Moi, comme j'ai un peu d'honneur, et dans l'optique de rater mon bac, je me disais que c'était pas très bon pour mon image de me pointer au Lycée, devant tous mes potes, et d'apprendre que je ne l'avais pas. Alors j'ai un peu attendu. Ce qui, au final, est cent fois pire.

Internet n'était pas au point, mais les textos connaissaient déjà un vif succès, et c'est dans mon incertitude préoccupante que je recevais des avalanches de sms, vantant la réussite de leur auteur. Moi je ne savais toujours pas.

A ma mère qui tentait aussi à son boulot de faire fonctionner la page des résultats via internet, je disais que je m'en foutais, on le saurait bien un jour. Mais au fonds de mon être, je bouillonnais, et je languissais de savoir à quelle sauce j'avais été mangé par les correcteurs.

Quand ma mère est revenue du travail, j'en étais à ma 50ème tentative de connexion, et je lui assurai que cette fois, c'était la bonne, j'allais parvenir à me connecter.

Mon frère attendait aussi impatiemment que moi, de voir apparaître mon nom sur l'écran, mais la page restait désespérément blanche. 

Ma mère insistait pour qu'on aille sur place, mais je tenais bon. Je ne voulais pas que tout le monde soit témoin de ma mine déconfite. 

C'est vers les 10 heures du soir, après avoir avalé un morceau, que je décidai de partir au Lycée. Ma mère attrapa ses clés et nous partîmes avec mon frère découvrir la liste des bacheliers.

○ ○ ○

Tâche courte A. Expliquez, d'après le passage cité, pourquoi la personne qui raconte a préféré attendre plutôt que d'aller tout de suite au lycée connaître ses résultats.
Tâche courte B.
Répondez aux questions suivantes à partir du passage cité.
(i) À quelle tentative de connexion en était-on quand la mère est revenue du travail ?
(ii) Vers quelle heure la décision de partir au lycée a-t-elle été prise ?
(iii) Qui est parti au lycée découvrir la liste des bacheliers ?
Tâche courte C. Recopiez fidèlement le passage cité depuis « Mon frère attendait » jusqu'à « ma mine déconfite. ».

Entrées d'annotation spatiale
○ ○ ○

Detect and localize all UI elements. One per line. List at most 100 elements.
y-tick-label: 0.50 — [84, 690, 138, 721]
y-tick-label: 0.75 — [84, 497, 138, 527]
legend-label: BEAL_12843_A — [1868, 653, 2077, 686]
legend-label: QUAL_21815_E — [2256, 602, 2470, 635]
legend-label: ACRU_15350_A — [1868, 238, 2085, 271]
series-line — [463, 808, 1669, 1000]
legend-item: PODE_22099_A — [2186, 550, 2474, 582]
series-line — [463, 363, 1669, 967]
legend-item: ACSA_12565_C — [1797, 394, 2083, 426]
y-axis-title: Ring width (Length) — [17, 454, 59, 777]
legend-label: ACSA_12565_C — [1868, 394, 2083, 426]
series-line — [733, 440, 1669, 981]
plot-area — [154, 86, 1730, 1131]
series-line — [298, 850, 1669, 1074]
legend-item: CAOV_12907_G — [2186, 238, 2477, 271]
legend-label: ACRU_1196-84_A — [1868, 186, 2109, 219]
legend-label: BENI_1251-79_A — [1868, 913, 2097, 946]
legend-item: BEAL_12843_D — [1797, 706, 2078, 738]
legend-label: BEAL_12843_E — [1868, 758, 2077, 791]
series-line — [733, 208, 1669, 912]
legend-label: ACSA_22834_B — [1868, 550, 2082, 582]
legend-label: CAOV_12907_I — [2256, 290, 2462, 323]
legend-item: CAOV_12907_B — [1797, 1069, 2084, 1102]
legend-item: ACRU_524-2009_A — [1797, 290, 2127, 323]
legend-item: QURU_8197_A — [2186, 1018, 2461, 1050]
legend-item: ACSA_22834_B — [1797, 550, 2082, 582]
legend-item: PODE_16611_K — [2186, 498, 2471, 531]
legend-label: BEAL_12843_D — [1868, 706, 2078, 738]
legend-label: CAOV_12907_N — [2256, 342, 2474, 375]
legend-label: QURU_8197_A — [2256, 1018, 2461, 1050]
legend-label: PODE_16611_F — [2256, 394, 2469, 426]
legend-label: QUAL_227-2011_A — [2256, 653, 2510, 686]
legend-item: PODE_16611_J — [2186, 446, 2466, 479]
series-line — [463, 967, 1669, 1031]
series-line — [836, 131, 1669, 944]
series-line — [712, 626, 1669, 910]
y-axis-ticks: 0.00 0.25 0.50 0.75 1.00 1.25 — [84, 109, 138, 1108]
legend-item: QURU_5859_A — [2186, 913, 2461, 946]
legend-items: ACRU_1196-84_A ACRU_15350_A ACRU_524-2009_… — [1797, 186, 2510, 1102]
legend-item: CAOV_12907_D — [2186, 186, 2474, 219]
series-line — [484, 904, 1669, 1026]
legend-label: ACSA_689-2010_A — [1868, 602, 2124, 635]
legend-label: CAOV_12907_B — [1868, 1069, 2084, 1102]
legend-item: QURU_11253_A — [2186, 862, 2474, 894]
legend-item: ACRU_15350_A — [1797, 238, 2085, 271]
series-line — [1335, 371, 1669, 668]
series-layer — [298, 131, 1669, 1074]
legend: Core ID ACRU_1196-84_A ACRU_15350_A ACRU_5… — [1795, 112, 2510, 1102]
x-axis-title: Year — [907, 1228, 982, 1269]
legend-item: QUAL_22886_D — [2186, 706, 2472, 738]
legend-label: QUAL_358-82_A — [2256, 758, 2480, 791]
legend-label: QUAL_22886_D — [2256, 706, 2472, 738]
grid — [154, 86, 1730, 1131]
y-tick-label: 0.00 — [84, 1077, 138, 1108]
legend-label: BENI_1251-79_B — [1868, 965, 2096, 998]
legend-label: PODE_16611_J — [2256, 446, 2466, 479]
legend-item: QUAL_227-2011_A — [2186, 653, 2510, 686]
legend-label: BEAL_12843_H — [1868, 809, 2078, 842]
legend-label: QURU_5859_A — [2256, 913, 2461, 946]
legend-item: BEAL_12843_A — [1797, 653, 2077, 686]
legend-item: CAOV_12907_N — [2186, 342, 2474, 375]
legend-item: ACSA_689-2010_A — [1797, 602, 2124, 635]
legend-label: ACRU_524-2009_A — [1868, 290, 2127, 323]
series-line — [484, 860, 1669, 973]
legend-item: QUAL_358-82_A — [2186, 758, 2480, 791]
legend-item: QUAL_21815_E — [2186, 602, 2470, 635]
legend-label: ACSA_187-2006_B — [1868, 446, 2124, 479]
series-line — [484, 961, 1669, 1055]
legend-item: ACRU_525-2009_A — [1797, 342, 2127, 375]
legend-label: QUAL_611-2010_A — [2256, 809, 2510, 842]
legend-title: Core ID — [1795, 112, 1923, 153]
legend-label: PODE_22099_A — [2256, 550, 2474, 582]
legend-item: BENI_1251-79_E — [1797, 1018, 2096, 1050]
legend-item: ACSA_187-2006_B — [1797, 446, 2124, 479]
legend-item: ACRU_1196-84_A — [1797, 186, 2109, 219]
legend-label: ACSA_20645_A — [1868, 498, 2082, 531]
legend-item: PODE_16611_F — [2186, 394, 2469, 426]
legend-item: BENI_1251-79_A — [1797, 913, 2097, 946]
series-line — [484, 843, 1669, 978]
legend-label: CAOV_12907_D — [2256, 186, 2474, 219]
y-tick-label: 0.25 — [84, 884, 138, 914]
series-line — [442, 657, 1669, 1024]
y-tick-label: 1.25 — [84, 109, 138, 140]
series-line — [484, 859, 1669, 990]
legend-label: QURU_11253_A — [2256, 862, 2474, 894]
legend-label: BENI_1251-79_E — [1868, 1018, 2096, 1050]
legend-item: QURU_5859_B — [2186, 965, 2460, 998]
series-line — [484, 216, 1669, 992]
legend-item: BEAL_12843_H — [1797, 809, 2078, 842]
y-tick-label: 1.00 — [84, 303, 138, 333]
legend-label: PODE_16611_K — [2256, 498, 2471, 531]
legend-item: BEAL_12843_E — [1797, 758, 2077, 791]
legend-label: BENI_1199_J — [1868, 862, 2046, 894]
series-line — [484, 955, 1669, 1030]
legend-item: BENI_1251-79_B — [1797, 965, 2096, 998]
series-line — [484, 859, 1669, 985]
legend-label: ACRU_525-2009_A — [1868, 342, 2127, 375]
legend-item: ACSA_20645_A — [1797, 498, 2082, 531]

○ ○ ○

Réponse à l'exercice A. C'était une question d'honneur. S'attendant à rater son bac, la personne qui raconte jugeait mauvais pour son image de se présenter au lycée devant tous ses amis pour y apprendre qu'elle ne l'avait pas.

Réponse à l'exercice B.
(i) À la 50e tentative.
(ii) Vers 10 heures du soir.
(iii) La personne qui raconte, sa mère et son frère.

Réponse à l'exercice C.
Mon frère attendait aussi impatiemment que moi, de voir apparaître mon nom sur l'écran, mais la page restait désespérément blanche. 

Ma mère insistait pour qu'on aille sur place, mais je tenais bon. Je ne voulais pas que tout le monde soit témoin de ma mine déconfite.